### Your objective
Look through the records below and collect all lines that hold the string "this".

# # # # #

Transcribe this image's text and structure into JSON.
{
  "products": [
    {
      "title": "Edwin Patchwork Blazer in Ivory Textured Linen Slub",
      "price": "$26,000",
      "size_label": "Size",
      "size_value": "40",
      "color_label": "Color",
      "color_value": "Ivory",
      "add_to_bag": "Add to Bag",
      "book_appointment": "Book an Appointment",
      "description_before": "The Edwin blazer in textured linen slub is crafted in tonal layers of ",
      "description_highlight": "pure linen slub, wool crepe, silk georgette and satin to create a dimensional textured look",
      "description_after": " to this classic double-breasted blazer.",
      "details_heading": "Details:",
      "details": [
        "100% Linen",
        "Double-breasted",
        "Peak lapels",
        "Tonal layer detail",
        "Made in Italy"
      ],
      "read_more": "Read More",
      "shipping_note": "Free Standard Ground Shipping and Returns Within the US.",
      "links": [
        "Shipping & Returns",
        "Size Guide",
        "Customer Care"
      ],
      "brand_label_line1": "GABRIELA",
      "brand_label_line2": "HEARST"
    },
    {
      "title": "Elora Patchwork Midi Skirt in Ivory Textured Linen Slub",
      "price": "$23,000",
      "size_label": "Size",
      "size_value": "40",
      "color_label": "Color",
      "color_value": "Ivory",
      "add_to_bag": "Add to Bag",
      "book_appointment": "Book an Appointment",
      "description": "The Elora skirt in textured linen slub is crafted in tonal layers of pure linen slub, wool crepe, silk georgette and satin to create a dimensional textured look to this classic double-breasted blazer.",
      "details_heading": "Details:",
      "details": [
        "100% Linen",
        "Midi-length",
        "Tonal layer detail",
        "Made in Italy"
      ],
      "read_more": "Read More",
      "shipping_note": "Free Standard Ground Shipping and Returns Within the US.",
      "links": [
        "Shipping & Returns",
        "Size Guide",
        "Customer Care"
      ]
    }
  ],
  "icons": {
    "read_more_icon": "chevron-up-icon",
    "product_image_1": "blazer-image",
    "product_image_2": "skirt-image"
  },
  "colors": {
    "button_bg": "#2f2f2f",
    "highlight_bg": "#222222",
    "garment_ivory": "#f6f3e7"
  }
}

# # # # #

### Task solution
Transcribe this image's text and structure into JSON.
      "description_after": " to this classic double-breasted blazer.",
      "description": "The Elora skirt in textured linen slub is crafted in tonal layers of pure linen slub, wool crepe, silk georgette and satin to create a dimensional textured look to this classic double-breasted blazer.",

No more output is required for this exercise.